> WHAT TO DO: Can you give all the records again without altering a single character?

(Collected data entries)
━━━━━━━━━━━━━━━━

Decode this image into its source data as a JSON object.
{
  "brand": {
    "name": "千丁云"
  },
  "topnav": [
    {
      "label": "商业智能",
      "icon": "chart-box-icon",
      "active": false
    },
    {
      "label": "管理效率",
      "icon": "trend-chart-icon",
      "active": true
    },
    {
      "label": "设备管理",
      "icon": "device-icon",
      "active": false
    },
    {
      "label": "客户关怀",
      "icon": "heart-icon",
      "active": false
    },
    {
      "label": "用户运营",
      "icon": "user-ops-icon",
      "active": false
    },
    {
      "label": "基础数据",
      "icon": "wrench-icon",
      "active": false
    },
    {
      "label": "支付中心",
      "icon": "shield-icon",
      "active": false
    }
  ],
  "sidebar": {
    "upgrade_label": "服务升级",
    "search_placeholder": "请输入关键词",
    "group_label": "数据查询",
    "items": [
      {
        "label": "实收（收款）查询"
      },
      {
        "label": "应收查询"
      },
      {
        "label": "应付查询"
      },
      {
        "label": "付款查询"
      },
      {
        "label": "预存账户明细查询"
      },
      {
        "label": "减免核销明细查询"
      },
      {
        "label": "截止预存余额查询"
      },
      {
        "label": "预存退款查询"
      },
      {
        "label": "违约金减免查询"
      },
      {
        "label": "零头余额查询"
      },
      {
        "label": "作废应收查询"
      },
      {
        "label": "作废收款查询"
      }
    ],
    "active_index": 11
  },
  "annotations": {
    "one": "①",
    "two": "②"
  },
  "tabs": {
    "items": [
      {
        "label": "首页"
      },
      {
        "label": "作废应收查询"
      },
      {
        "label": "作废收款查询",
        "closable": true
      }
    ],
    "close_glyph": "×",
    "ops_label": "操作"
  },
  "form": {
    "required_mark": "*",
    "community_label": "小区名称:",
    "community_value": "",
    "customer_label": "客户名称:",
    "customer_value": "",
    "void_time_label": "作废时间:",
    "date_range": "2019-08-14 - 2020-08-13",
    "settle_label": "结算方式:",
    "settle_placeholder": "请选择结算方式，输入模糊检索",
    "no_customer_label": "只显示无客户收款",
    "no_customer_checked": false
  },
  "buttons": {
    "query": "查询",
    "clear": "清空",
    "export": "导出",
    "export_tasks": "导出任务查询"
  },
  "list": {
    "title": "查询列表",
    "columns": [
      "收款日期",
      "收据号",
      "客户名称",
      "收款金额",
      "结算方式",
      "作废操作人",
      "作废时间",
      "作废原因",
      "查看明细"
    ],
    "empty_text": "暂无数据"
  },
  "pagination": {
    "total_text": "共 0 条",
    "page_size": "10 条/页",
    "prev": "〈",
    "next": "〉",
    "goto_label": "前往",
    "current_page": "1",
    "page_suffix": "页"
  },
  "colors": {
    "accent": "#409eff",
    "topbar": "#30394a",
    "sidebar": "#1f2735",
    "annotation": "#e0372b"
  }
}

━━━━━━━━━━━━━━━━

> WRITTEN REPLY:
Decode this image into its source data as a JSON object.
{
  "brand": {
    "name": "千丁云"
  },
  "topnav": [
    {
      "label": "商业智能",
      "icon": "chart-box-icon",
      "active": false
    },
    {
      "label": "管理效率",
      "icon": "trend-chart-icon",
      "active": true
    },
    {
      "label": "设备管理",
      "icon": "device-icon",
      "active": false
    },
    {
      "label": "客户关怀",
      "icon": "heart-icon",
      "active": false
    },
    {
      "label": "用户运营",
      "icon": "user-ops-icon",
      "active": false
    },
    {
      "label": "基础数据",
      "icon": "wrench-icon",
      "active": false
    },
    {
      "label": "支付中心",
      "icon": "shield-icon",
      "active": false
    }
  ],
  "sidebar": {
    "upgrade_label": "服务升级",
    "search_placeholder": "请输入关键词",
    "group_label": "数据查询",
    "items": [
      {
        "label": "实收（收款）查询"
      },
      {
        "label": "应收查询"
      },
      {
        "label": "应付查询"
      },
      {
        "label": "付款查询"
      },
      {
        "label": "预存账户明细查询"
      },
      {
        "label": "减免核销明细查询"
      },
      {
        "label": "截止预存余额查询"
      },
      {
        "label": "预存退款查询"
      },
      {
        "label": "违约金减免查询"
      },
      {
        "label": "零头余额查询"
      },
      {
        "label": "作废应收查询"
      },
      {
        "label": "作废收款查询"
      }
    ],
    "active_index": 11
  },
  "annotations": {
    "one": "①",
    "two": "②"
  },
  "tabs": {
    "items": [
      {
        "label": "首页"
      },
      {
        "label": "作废应收查询"
      },
      {
        "label": "作废收款查询",
        "closable": true
      }
    ],
    "close_glyph": "×",
    "ops_label": "操作"
  },
  "form": {
    "required_mark": "*",
    "community_label": "小区名称:",
    "community_value": "",
    "customer_label": "客户名称:",
    "customer_value": "",
    "void_time_label": "作废时间:",
    "date_range": "2019-08-14 - 2020-08-13",
    "settle_label": "结算方式:",
    "settle_placeholder": "请选择结算方式，输入模糊检索",
    "no_customer_label": "只显示无客户收款",
    "no_customer_checked": false
  },
  "buttons": {
    "query": "查询",
    "clear": "清空",
    "export": "导出",
    "export_tasks": "导出任务查询"
  },
  "list": {
    "title": "查询列表",
    "columns": [
      "收款日期",
      "收据号",
      "客户名称",
      "收款金额",
      "结算方式",
      "作废操作人",
      "作废时间",
      "作废原因",
      "查看明细"
    ],
    "empty_text": "暂无数据"
  },
  "pagination": {
    "total_text": "共 0 条",
    "page_size": "10 条/页",
    "prev": "〈",
    "next": "〉",
    "goto_label": "前往",
    "current_page": "1",
    "page_suffix": "页"
  },
  "colors": {
    "accent": "#409eff",
    "topbar": "#30394a",
    "sidebar": "#1f2735",
    "annotation": "#e0372b"
  }
}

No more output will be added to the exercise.